Input records:
>> Start

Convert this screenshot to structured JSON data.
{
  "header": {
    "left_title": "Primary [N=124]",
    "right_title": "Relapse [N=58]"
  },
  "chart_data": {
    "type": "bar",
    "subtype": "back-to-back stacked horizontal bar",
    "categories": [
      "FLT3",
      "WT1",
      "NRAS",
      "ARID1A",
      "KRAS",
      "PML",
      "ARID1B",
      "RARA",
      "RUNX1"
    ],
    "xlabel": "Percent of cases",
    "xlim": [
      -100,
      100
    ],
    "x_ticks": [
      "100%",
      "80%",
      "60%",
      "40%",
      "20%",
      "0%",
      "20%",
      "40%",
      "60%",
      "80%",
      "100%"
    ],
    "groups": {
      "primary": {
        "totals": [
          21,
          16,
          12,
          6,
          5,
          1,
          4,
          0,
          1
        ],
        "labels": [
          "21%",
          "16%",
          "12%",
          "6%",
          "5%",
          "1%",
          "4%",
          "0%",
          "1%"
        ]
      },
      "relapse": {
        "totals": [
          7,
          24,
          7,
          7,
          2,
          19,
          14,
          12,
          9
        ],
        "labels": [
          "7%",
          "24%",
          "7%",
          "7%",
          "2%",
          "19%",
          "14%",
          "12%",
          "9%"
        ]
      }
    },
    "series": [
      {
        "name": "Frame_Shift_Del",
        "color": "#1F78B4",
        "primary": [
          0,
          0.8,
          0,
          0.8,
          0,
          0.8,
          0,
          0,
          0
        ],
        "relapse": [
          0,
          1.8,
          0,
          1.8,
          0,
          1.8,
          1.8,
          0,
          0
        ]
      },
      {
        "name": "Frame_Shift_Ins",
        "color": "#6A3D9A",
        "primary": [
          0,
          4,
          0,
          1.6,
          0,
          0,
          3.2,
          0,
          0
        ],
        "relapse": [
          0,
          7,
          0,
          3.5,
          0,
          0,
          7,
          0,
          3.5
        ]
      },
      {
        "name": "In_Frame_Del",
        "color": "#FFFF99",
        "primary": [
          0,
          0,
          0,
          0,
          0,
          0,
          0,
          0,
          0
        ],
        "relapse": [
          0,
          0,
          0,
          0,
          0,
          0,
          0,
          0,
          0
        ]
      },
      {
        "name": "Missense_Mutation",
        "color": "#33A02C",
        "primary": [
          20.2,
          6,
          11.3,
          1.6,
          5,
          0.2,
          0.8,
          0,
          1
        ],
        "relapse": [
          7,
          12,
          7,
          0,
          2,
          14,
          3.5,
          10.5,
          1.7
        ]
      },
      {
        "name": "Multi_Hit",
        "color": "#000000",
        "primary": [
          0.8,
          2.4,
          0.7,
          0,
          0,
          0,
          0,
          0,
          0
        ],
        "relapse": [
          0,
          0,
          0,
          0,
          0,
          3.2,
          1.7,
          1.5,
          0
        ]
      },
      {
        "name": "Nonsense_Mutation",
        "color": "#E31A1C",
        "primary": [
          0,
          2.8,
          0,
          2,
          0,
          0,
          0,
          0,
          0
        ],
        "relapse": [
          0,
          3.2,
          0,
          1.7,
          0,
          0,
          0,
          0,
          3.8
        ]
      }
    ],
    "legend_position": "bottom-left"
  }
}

>> End

Work instructions: Give the number of lines in the records above that contain the word "color". Reply with that number alone.

Problem solution: 6